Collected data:
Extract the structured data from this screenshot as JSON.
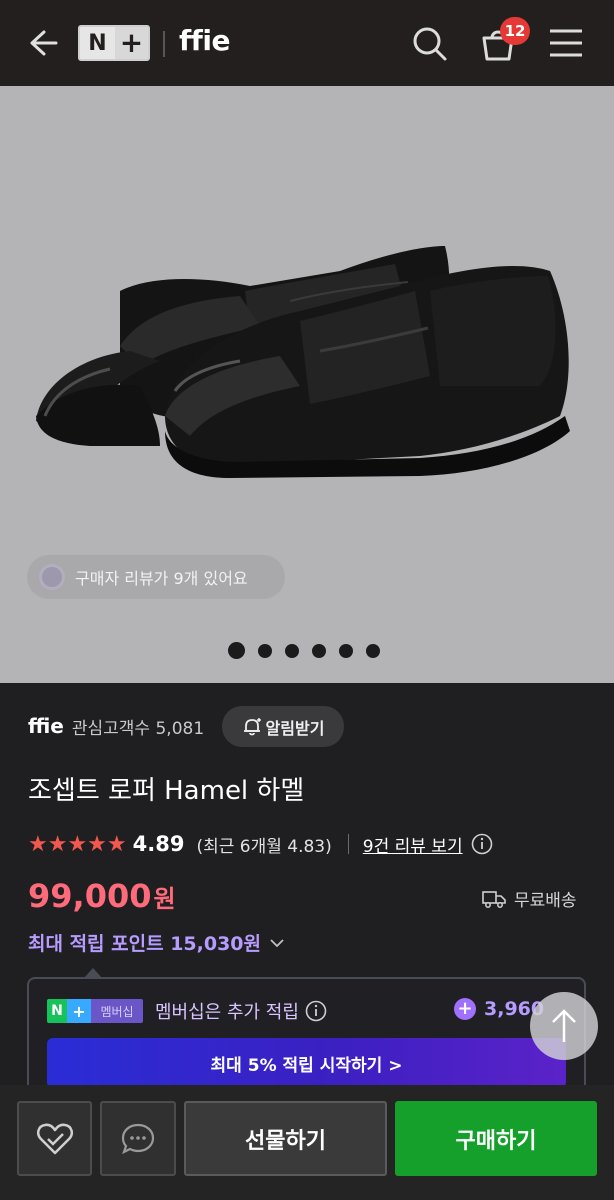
{
  "header": {
    "back_icon": "arrow-left-icon",
    "nplus_letters": {
      "n": "N",
      "plus": "+"
    },
    "brand": "ffie",
    "cart_count": "12"
  },
  "product_image": {
    "review_chip": "구매자 리뷰가 9개 있어요",
    "pager": {
      "total": 6,
      "active": 1
    }
  },
  "store": {
    "name": "ffie",
    "fans": "관심고객수 5,081",
    "alert_label": "알림받기"
  },
  "product": {
    "title": "조셉트 로퍼 Hamel 하멜",
    "stars": "★★★★★",
    "rating": "4.89",
    "recent_rating": "(최근 6개월 4.83)",
    "review_link": "9건 리뷰 보기",
    "price": "99,000",
    "price_unit": "원",
    "shipping": "무료배송",
    "max_points": "최대 적립 포인트 15,030원"
  },
  "membership": {
    "badge_n": "N",
    "badge_plus": "+",
    "badge_label": "멤버십",
    "text": "멤버십은 추가 적립",
    "points_value": "3,960",
    "plus_sign": "+",
    "start_button": "최대 5% 적립 시작하기 >"
  },
  "bottom": {
    "gift_label": "선물하기",
    "buy_label": "구매하기"
  },
  "colors": {
    "header_bg": "#231f1e",
    "price": "#ff6b7b",
    "points": "#b79cff",
    "stars": "#f2584e",
    "buy_button": "#14a02a",
    "cart_badge": "#e53935"
  }
}
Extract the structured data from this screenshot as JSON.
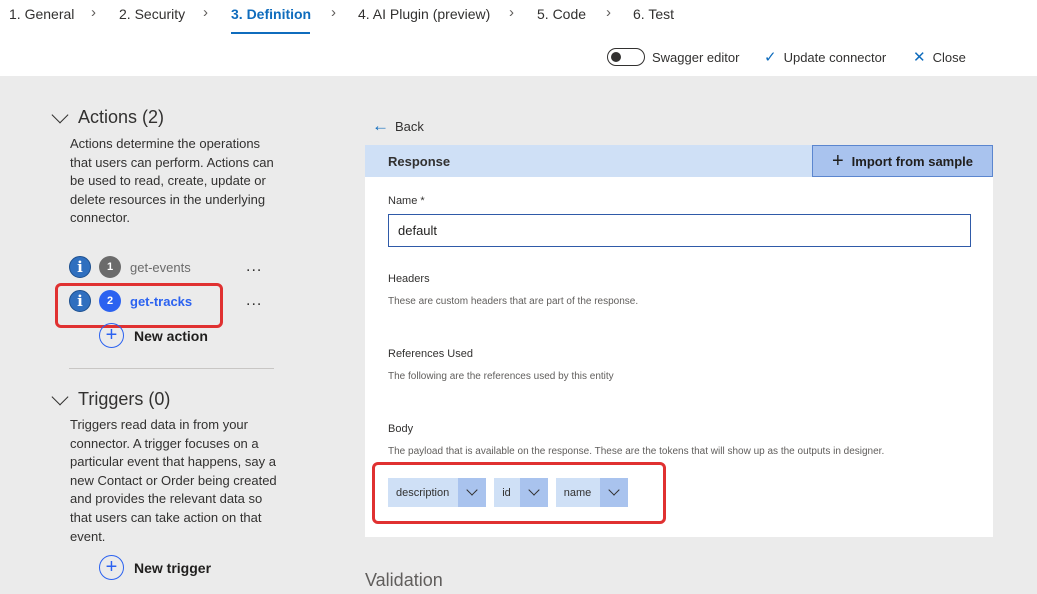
{
  "steps": [
    {
      "label": "1. General"
    },
    {
      "label": "2. Security"
    },
    {
      "label": "3. Definition",
      "active": true
    },
    {
      "label": "4. AI Plugin (preview)"
    },
    {
      "label": "5. Code"
    },
    {
      "label": "6. Test"
    }
  ],
  "commands": {
    "swagger_editor": "Swagger editor",
    "update_connector": "Update connector",
    "close": "Close"
  },
  "actions": {
    "title": "Actions (2)",
    "description": "Actions determine the operations that users can perform. Actions can be used to read, create, update or delete resources in the underlying connector.",
    "items": [
      {
        "number": "1",
        "label": "get-events",
        "selected": false
      },
      {
        "number": "2",
        "label": "get-tracks",
        "selected": true
      }
    ],
    "new_label": "New action",
    "more_label": "..."
  },
  "triggers": {
    "title": "Triggers (0)",
    "description": "Triggers read data in from your connector. A trigger focuses on a particular event that happens, say a new Contact or Order being created and provides the relevant data so that users can take action on that event.",
    "new_label": "New trigger"
  },
  "editor": {
    "back_label": "Back",
    "response_title": "Response",
    "import_label": "Import from sample",
    "name_label": "Name *",
    "name_value": "default",
    "headers_label": "Headers",
    "headers_desc": "These are custom headers that are part of the response.",
    "refs_label": "References Used",
    "refs_desc": "The following are the references used by this entity",
    "body_label": "Body",
    "body_desc": "The payload that is available on the response. These are the tokens that will show up as the outputs in designer.",
    "tokens": [
      "description",
      "id",
      "name"
    ],
    "validation_label": "Validation"
  },
  "colors": {
    "accent": "#0f6cbd",
    "selected_number": "#2b62f0",
    "highlight_box": "#e03131",
    "response_header": "#cfe0f6"
  },
  "icons": {
    "info": "info-icon",
    "back": "arrow-left-icon",
    "import": "plus-icon",
    "check": "checkmark-icon",
    "close": "close-icon",
    "chevron": "chevron-down-icon"
  }
}
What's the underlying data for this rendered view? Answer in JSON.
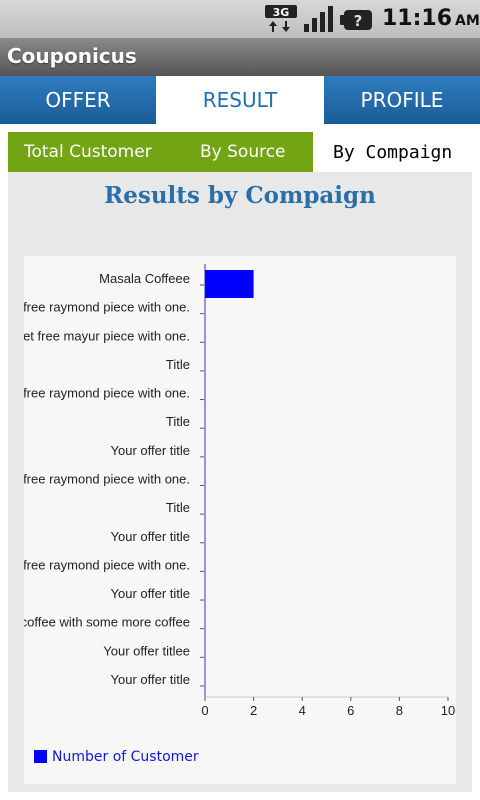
{
  "status_bar": {
    "network": "3G",
    "time": "11:16",
    "ampm": "AM",
    "icons": [
      "3g-icon",
      "signal-icon",
      "battery-unknown-icon"
    ]
  },
  "app": {
    "title": "Couponicus"
  },
  "main_tabs": [
    {
      "label": "OFFER",
      "selected": false
    },
    {
      "label": "RESULT",
      "selected": true
    },
    {
      "label": "PROFILE",
      "selected": false
    }
  ],
  "sub_tabs": [
    {
      "label": "Total Customer",
      "selected": false
    },
    {
      "label": "By Source",
      "selected": false
    },
    {
      "label": "By Compaign",
      "selected": true
    }
  ],
  "colors": {
    "accent_blue": "#1f6fb5",
    "sub_tab_green": "#72a414",
    "bar": "#0000ff",
    "title_blue": "#2a6fa8"
  },
  "chart_data": {
    "type": "bar",
    "orientation": "horizontal",
    "title": "Results by Compaign",
    "categories": [
      "Masala Coffeee",
      "get free raymond piece with one.",
      "get free mayur piece with one.",
      "Title",
      "get free raymond piece with one.",
      "Title",
      "Your offer title",
      "get free raymond piece with one.",
      "Title",
      "Your offer title",
      "get free raymond piece with one.",
      "Your offer title",
      "coffee with some more coffee",
      "Your offer titlee",
      "Your offer title"
    ],
    "series": [
      {
        "name": "Number of Customer",
        "values": [
          2,
          0,
          0,
          0,
          0,
          0,
          0,
          0,
          0,
          0,
          0,
          0,
          0,
          0,
          0
        ]
      }
    ],
    "xlim": [
      0,
      10
    ],
    "xticks": [
      "0",
      "2",
      "4",
      "6",
      "8",
      "10"
    ],
    "grid": false,
    "legend_position": "bottom-left"
  }
}
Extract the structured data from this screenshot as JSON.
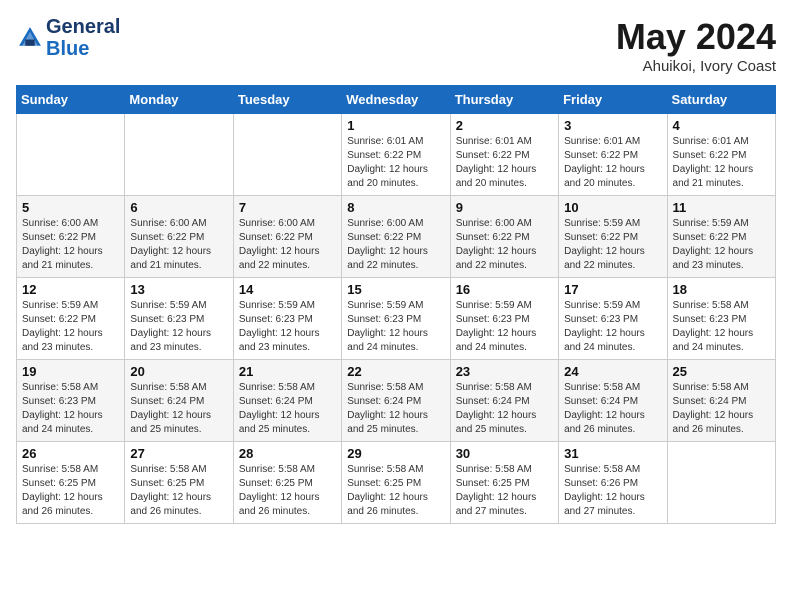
{
  "header": {
    "logo_line1": "General",
    "logo_line2": "Blue",
    "month_title": "May 2024",
    "location": "Ahuikoi, Ivory Coast"
  },
  "weekdays": [
    "Sunday",
    "Monday",
    "Tuesday",
    "Wednesday",
    "Thursday",
    "Friday",
    "Saturday"
  ],
  "weeks": [
    [
      {
        "day": "",
        "info": ""
      },
      {
        "day": "",
        "info": ""
      },
      {
        "day": "",
        "info": ""
      },
      {
        "day": "1",
        "info": "Sunrise: 6:01 AM\nSunset: 6:22 PM\nDaylight: 12 hours\nand 20 minutes."
      },
      {
        "day": "2",
        "info": "Sunrise: 6:01 AM\nSunset: 6:22 PM\nDaylight: 12 hours\nand 20 minutes."
      },
      {
        "day": "3",
        "info": "Sunrise: 6:01 AM\nSunset: 6:22 PM\nDaylight: 12 hours\nand 20 minutes."
      },
      {
        "day": "4",
        "info": "Sunrise: 6:01 AM\nSunset: 6:22 PM\nDaylight: 12 hours\nand 21 minutes."
      }
    ],
    [
      {
        "day": "5",
        "info": "Sunrise: 6:00 AM\nSunset: 6:22 PM\nDaylight: 12 hours\nand 21 minutes."
      },
      {
        "day": "6",
        "info": "Sunrise: 6:00 AM\nSunset: 6:22 PM\nDaylight: 12 hours\nand 21 minutes."
      },
      {
        "day": "7",
        "info": "Sunrise: 6:00 AM\nSunset: 6:22 PM\nDaylight: 12 hours\nand 22 minutes."
      },
      {
        "day": "8",
        "info": "Sunrise: 6:00 AM\nSunset: 6:22 PM\nDaylight: 12 hours\nand 22 minutes."
      },
      {
        "day": "9",
        "info": "Sunrise: 6:00 AM\nSunset: 6:22 PM\nDaylight: 12 hours\nand 22 minutes."
      },
      {
        "day": "10",
        "info": "Sunrise: 5:59 AM\nSunset: 6:22 PM\nDaylight: 12 hours\nand 22 minutes."
      },
      {
        "day": "11",
        "info": "Sunrise: 5:59 AM\nSunset: 6:22 PM\nDaylight: 12 hours\nand 23 minutes."
      }
    ],
    [
      {
        "day": "12",
        "info": "Sunrise: 5:59 AM\nSunset: 6:22 PM\nDaylight: 12 hours\nand 23 minutes."
      },
      {
        "day": "13",
        "info": "Sunrise: 5:59 AM\nSunset: 6:23 PM\nDaylight: 12 hours\nand 23 minutes."
      },
      {
        "day": "14",
        "info": "Sunrise: 5:59 AM\nSunset: 6:23 PM\nDaylight: 12 hours\nand 23 minutes."
      },
      {
        "day": "15",
        "info": "Sunrise: 5:59 AM\nSunset: 6:23 PM\nDaylight: 12 hours\nand 24 minutes."
      },
      {
        "day": "16",
        "info": "Sunrise: 5:59 AM\nSunset: 6:23 PM\nDaylight: 12 hours\nand 24 minutes."
      },
      {
        "day": "17",
        "info": "Sunrise: 5:59 AM\nSunset: 6:23 PM\nDaylight: 12 hours\nand 24 minutes."
      },
      {
        "day": "18",
        "info": "Sunrise: 5:58 AM\nSunset: 6:23 PM\nDaylight: 12 hours\nand 24 minutes."
      }
    ],
    [
      {
        "day": "19",
        "info": "Sunrise: 5:58 AM\nSunset: 6:23 PM\nDaylight: 12 hours\nand 24 minutes."
      },
      {
        "day": "20",
        "info": "Sunrise: 5:58 AM\nSunset: 6:24 PM\nDaylight: 12 hours\nand 25 minutes."
      },
      {
        "day": "21",
        "info": "Sunrise: 5:58 AM\nSunset: 6:24 PM\nDaylight: 12 hours\nand 25 minutes."
      },
      {
        "day": "22",
        "info": "Sunrise: 5:58 AM\nSunset: 6:24 PM\nDaylight: 12 hours\nand 25 minutes."
      },
      {
        "day": "23",
        "info": "Sunrise: 5:58 AM\nSunset: 6:24 PM\nDaylight: 12 hours\nand 25 minutes."
      },
      {
        "day": "24",
        "info": "Sunrise: 5:58 AM\nSunset: 6:24 PM\nDaylight: 12 hours\nand 26 minutes."
      },
      {
        "day": "25",
        "info": "Sunrise: 5:58 AM\nSunset: 6:24 PM\nDaylight: 12 hours\nand 26 minutes."
      }
    ],
    [
      {
        "day": "26",
        "info": "Sunrise: 5:58 AM\nSunset: 6:25 PM\nDaylight: 12 hours\nand 26 minutes."
      },
      {
        "day": "27",
        "info": "Sunrise: 5:58 AM\nSunset: 6:25 PM\nDaylight: 12 hours\nand 26 minutes."
      },
      {
        "day": "28",
        "info": "Sunrise: 5:58 AM\nSunset: 6:25 PM\nDaylight: 12 hours\nand 26 minutes."
      },
      {
        "day": "29",
        "info": "Sunrise: 5:58 AM\nSunset: 6:25 PM\nDaylight: 12 hours\nand 26 minutes."
      },
      {
        "day": "30",
        "info": "Sunrise: 5:58 AM\nSunset: 6:25 PM\nDaylight: 12 hours\nand 27 minutes."
      },
      {
        "day": "31",
        "info": "Sunrise: 5:58 AM\nSunset: 6:26 PM\nDaylight: 12 hours\nand 27 minutes."
      },
      {
        "day": "",
        "info": ""
      }
    ]
  ]
}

(TO DO) Every line in the data that holds "These" should be copied out.

(THE REPLY)
    "headers_desc": "These are custom headers that are part of the response.",
    "body_desc": "The payload that is available on the response. These are the tokens that will show up as the outputs in designer.",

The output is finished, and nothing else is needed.